**What is required**
How many of the lines that follow contain the word "一联盟三基地"? Give only the number.

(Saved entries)
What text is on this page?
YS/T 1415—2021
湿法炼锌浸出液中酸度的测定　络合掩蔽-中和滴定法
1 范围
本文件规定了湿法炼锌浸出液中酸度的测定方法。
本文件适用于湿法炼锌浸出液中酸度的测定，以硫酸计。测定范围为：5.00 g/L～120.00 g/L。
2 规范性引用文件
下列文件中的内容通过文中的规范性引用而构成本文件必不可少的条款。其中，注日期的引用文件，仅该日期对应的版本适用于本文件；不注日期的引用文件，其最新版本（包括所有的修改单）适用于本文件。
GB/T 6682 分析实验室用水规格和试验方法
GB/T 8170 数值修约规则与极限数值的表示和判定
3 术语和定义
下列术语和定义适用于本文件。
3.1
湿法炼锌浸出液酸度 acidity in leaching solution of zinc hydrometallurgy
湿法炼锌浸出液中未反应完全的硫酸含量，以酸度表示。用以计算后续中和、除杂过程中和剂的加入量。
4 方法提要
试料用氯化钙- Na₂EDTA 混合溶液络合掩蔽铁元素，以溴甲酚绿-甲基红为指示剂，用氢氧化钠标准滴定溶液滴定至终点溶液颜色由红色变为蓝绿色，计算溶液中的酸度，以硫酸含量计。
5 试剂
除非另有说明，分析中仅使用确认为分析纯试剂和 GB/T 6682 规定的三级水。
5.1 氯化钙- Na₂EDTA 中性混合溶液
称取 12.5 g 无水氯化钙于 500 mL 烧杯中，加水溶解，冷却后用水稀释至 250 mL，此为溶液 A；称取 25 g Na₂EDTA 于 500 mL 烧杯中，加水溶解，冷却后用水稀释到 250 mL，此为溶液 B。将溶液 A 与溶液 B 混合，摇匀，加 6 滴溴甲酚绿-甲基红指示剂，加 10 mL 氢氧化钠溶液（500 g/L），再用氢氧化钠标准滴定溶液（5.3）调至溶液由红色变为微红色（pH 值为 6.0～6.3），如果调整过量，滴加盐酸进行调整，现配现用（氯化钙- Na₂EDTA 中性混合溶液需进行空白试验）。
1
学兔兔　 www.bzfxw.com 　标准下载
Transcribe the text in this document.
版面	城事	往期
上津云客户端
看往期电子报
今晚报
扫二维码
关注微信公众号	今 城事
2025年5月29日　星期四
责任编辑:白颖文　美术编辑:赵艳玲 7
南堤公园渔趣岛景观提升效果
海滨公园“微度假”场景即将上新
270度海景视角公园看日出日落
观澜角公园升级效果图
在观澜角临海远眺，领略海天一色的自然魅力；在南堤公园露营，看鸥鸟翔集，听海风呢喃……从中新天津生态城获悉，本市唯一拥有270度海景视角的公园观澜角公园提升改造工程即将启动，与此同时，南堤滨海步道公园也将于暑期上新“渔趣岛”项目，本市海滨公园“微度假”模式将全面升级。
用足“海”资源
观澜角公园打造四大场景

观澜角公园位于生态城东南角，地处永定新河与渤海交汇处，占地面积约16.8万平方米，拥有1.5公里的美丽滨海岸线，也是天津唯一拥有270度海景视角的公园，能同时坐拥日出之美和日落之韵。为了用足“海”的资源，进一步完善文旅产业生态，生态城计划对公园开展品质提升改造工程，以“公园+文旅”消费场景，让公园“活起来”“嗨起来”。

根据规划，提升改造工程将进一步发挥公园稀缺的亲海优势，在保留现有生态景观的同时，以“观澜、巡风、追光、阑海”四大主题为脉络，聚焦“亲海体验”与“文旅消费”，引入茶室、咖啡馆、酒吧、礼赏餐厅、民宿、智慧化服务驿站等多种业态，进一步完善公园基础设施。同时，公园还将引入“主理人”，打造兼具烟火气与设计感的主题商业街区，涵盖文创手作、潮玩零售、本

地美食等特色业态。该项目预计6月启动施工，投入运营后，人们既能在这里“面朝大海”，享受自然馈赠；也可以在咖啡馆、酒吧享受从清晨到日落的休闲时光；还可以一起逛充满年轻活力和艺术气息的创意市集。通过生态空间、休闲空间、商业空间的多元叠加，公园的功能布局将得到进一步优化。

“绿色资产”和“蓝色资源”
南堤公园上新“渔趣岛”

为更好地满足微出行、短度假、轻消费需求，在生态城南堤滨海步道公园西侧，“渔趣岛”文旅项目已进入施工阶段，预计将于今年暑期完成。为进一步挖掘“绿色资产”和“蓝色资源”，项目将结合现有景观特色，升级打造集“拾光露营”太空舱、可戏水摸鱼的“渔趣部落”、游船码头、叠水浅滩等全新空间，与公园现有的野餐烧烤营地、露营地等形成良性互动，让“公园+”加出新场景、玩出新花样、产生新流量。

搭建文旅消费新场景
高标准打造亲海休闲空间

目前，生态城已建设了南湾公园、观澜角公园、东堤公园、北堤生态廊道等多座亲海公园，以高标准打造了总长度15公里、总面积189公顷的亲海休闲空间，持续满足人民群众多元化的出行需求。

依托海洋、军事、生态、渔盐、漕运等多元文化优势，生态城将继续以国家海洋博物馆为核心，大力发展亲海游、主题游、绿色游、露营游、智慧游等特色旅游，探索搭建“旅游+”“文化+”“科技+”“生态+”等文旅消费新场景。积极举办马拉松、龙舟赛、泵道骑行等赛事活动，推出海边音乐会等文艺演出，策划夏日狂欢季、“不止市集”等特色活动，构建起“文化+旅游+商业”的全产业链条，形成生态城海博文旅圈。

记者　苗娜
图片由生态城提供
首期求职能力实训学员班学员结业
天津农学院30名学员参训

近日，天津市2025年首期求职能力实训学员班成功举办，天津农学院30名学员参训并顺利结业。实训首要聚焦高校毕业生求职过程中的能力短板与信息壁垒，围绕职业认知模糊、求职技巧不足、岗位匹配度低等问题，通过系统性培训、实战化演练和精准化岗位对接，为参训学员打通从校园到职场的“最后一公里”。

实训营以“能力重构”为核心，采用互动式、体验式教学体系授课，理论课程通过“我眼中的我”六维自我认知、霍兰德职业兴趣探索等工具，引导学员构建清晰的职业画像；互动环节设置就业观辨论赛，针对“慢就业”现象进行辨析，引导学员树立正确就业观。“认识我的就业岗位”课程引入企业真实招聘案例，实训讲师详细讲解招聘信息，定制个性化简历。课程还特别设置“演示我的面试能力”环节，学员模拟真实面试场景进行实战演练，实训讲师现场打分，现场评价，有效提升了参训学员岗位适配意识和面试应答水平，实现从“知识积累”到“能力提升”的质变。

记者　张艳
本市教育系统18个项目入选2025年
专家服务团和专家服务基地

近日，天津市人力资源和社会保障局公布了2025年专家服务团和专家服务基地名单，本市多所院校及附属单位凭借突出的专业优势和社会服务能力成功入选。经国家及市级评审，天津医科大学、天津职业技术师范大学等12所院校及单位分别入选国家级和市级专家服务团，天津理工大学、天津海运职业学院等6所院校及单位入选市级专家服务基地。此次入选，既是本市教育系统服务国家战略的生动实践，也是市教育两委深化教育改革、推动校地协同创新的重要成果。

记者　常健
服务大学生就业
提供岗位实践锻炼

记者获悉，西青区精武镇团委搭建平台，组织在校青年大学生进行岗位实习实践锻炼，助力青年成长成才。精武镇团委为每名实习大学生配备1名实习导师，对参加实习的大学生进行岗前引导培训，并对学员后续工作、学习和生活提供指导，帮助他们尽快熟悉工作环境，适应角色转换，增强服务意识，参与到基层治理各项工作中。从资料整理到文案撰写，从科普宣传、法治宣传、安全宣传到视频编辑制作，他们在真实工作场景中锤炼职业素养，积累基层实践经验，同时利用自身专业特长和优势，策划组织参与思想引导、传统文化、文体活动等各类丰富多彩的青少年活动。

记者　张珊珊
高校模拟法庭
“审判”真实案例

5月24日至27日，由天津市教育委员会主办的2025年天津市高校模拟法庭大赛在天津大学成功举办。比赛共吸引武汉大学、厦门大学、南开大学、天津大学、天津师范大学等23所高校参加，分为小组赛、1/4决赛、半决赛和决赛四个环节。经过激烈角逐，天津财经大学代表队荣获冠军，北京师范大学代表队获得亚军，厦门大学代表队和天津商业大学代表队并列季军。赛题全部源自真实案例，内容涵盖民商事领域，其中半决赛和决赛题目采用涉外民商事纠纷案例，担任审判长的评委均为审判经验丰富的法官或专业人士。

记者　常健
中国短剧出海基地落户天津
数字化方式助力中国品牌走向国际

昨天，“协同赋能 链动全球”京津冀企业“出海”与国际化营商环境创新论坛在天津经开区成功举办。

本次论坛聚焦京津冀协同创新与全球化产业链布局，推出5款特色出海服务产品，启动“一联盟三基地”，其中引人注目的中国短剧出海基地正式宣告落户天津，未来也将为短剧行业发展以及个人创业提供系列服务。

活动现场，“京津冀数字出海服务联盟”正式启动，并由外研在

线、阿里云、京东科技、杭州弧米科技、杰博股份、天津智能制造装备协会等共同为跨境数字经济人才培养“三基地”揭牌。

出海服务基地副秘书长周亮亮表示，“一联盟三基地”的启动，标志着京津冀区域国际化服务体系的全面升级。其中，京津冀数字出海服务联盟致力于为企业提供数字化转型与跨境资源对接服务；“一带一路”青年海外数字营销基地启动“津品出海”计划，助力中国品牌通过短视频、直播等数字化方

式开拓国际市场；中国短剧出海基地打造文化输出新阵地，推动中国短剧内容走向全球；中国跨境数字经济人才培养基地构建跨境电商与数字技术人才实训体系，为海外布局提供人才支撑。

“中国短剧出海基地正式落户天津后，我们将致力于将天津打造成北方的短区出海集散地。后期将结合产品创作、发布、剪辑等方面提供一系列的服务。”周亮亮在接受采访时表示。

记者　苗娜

**Final result**
2